- [Request] Gather from the material every line that contains the string "this".

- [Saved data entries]
****************************************

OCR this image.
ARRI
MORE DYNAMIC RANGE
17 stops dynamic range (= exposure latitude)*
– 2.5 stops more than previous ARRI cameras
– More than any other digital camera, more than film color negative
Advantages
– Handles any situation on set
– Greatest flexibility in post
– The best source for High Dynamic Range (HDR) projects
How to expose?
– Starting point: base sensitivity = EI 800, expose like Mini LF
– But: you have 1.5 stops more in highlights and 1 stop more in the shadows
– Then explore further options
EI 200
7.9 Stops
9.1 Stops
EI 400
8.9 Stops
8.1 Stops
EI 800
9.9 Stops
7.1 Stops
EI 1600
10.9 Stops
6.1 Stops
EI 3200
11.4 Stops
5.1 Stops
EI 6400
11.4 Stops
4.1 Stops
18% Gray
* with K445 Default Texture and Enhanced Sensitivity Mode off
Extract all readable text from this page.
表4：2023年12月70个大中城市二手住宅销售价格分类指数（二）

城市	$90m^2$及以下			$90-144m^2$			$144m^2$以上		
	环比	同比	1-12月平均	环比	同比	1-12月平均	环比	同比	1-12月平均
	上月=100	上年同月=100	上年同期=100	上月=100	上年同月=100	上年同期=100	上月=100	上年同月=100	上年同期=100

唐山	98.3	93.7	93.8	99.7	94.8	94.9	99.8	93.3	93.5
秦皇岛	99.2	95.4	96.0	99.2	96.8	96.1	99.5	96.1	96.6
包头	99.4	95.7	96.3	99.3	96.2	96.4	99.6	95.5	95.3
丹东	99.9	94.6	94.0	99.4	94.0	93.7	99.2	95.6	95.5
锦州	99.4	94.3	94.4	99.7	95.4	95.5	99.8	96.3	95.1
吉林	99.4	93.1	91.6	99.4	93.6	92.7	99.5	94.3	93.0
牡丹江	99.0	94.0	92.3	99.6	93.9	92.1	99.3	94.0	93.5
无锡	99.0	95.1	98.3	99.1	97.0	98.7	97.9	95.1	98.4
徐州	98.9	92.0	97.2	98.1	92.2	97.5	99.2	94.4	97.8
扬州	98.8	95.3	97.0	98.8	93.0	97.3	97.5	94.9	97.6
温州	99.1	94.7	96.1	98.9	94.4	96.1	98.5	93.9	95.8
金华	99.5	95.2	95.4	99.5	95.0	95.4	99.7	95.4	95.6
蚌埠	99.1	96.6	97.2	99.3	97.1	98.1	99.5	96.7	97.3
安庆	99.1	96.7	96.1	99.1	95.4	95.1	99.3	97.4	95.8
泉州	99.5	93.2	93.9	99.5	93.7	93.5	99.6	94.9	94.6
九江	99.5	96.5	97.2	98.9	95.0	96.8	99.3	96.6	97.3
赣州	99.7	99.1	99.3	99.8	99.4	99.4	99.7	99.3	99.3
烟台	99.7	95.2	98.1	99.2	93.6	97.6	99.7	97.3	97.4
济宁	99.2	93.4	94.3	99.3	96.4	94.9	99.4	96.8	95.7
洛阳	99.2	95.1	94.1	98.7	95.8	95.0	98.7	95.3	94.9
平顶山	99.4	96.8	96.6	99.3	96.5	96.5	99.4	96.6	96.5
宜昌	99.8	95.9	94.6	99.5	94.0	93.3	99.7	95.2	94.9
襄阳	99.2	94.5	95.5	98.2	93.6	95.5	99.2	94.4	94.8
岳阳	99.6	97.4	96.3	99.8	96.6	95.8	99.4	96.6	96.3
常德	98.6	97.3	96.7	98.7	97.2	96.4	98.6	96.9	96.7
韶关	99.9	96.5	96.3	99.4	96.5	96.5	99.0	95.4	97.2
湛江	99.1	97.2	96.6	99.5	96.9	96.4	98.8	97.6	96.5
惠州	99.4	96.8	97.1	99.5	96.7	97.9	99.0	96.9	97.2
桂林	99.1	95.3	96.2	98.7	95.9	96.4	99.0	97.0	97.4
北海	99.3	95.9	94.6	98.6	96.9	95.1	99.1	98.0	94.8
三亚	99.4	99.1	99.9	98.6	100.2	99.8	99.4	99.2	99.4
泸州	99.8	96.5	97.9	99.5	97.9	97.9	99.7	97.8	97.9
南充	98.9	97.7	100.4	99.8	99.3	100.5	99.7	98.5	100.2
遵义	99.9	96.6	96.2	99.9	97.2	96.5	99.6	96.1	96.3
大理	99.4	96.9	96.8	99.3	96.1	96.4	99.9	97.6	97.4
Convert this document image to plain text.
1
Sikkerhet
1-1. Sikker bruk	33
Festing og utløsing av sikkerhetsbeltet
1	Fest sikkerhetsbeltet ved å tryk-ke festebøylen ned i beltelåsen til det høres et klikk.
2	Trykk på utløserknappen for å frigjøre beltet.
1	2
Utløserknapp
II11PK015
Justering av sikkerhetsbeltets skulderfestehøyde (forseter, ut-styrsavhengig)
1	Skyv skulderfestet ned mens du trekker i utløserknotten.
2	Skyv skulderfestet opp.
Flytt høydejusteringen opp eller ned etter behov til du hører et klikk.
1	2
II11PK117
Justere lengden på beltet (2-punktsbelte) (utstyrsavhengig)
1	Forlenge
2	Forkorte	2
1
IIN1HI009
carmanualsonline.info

****************************************

- [Complete output]
OCR this image.
Extract all readable text from this page.
Convert this document image to plain text.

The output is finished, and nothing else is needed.